(Given records):
____________
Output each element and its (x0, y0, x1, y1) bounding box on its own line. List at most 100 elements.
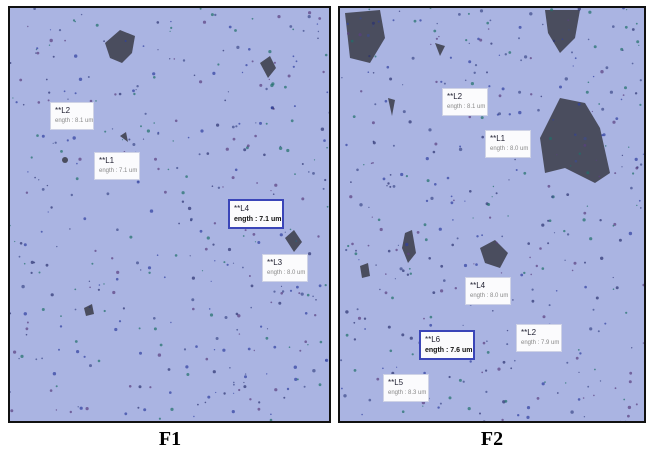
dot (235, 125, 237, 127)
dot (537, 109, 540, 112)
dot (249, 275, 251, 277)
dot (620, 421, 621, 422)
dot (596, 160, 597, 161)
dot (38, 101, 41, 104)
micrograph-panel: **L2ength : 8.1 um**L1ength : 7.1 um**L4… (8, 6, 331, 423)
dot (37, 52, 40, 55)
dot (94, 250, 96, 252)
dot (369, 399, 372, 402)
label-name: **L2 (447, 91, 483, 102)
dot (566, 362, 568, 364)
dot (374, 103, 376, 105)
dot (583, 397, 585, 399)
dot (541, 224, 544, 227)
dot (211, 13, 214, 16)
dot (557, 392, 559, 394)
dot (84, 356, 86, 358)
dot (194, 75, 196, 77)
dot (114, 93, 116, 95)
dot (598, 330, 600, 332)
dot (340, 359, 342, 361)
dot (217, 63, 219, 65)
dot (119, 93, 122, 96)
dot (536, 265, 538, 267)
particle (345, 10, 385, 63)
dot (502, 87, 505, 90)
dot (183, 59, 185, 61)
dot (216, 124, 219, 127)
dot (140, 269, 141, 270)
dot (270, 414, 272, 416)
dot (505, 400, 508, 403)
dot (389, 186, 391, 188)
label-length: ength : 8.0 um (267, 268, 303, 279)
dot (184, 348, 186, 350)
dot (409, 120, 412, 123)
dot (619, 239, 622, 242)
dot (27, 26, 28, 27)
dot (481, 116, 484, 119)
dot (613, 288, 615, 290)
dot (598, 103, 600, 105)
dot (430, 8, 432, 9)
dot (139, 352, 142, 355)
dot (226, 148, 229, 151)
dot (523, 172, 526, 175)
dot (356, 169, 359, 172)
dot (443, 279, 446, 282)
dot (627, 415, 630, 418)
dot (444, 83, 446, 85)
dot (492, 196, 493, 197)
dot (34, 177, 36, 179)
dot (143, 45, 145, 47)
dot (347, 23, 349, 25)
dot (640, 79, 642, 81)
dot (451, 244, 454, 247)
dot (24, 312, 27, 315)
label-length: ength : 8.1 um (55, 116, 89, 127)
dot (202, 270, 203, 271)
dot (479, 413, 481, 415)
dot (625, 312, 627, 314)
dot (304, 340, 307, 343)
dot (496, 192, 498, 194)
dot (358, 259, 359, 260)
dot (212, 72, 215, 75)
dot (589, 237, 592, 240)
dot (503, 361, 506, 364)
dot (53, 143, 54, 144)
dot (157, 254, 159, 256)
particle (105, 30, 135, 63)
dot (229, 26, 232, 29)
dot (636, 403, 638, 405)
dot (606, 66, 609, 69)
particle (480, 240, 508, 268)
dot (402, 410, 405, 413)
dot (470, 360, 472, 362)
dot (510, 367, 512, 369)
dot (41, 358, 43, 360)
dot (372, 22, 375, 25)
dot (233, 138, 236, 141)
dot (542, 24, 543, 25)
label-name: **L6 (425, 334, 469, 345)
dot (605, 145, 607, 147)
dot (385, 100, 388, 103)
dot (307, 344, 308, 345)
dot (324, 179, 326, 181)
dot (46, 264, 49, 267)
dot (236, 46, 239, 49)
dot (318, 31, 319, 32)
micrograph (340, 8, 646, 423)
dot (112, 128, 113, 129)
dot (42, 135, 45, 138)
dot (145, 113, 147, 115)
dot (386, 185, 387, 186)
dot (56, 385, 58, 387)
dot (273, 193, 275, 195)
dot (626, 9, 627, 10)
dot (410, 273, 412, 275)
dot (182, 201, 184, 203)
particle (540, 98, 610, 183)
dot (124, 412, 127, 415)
____________
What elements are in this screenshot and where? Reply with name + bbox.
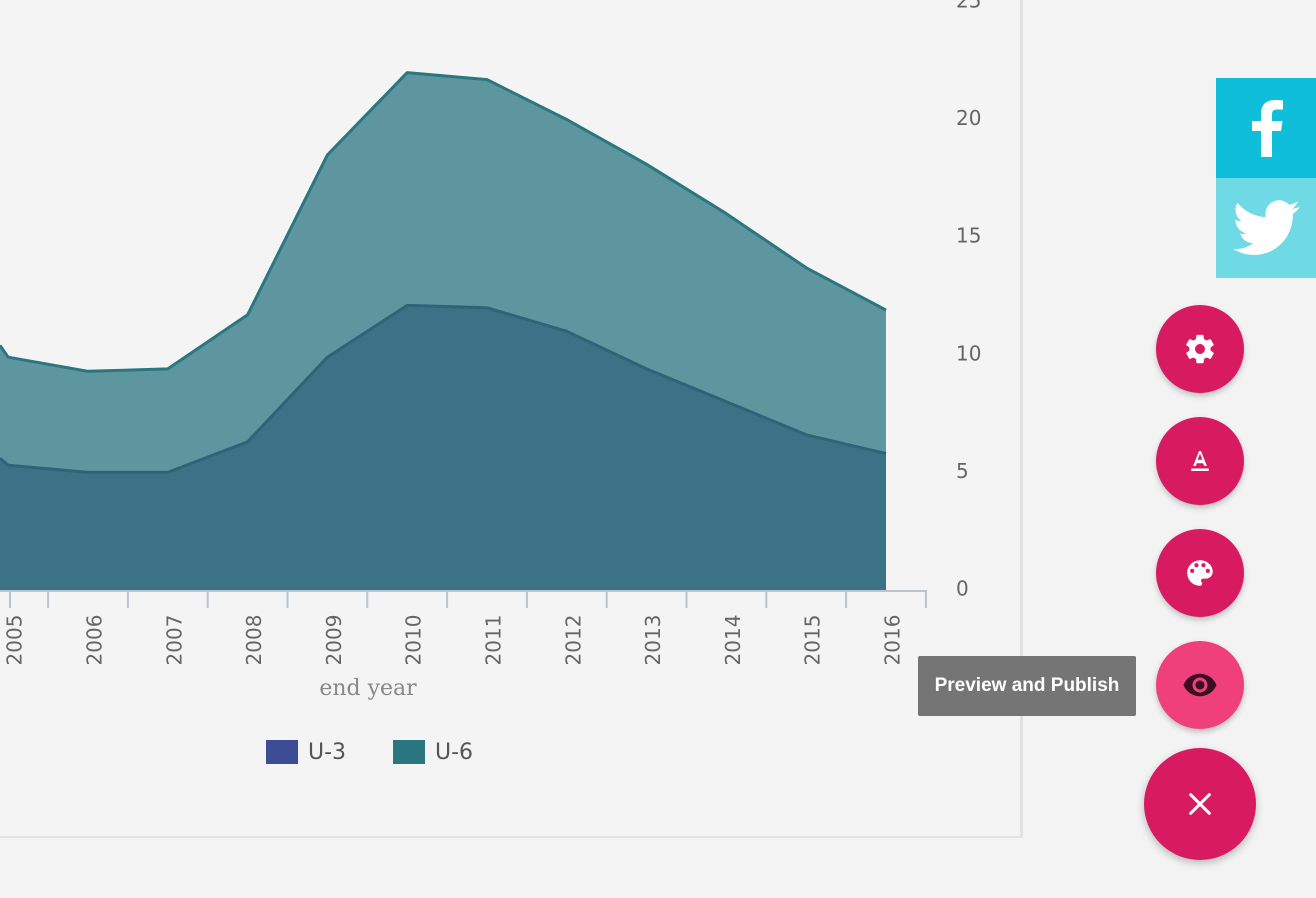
____________
(Problem to solve): Reproduce the entries word for word, starting at the line that contains "Output each element" and ending at the line that contains "dot (505, 400, 508, 403)", with both of those lines included. Leave the pictures out of your answer.

(Correct output):
Output each element and its (x0, y0, x1, y1) bounding box on its own line. List at most 100 elements.
dot (235, 125, 237, 127)
dot (537, 109, 540, 112)
dot (249, 275, 251, 277)
dot (620, 421, 621, 422)
dot (596, 160, 597, 161)
dot (38, 101, 41, 104)
micrograph-panel: **L2ength : 8.1 um**L1ength : 7.1 um**L4… (8, 6, 331, 423)
dot (37, 52, 40, 55)
dot (94, 250, 96, 252)
dot (369, 399, 372, 402)
label-name: **L2 (447, 91, 483, 102)
dot (566, 362, 568, 364)
dot (374, 103, 376, 105)
dot (583, 397, 585, 399)
dot (541, 224, 544, 227)
dot (211, 13, 214, 16)
dot (557, 392, 559, 394)
dot (84, 356, 86, 358)
dot (194, 75, 196, 77)
dot (114, 93, 116, 95)
dot (598, 330, 600, 332)
dot (340, 359, 342, 361)
dot (217, 63, 219, 65)
dot (119, 93, 122, 96)
dot (536, 265, 538, 267)
particle (345, 10, 385, 63)
dot (502, 87, 505, 90)
dot (183, 59, 185, 61)
dot (216, 124, 219, 127)
dot (140, 269, 141, 270)
dot (270, 414, 272, 416)
dot (505, 400, 508, 403)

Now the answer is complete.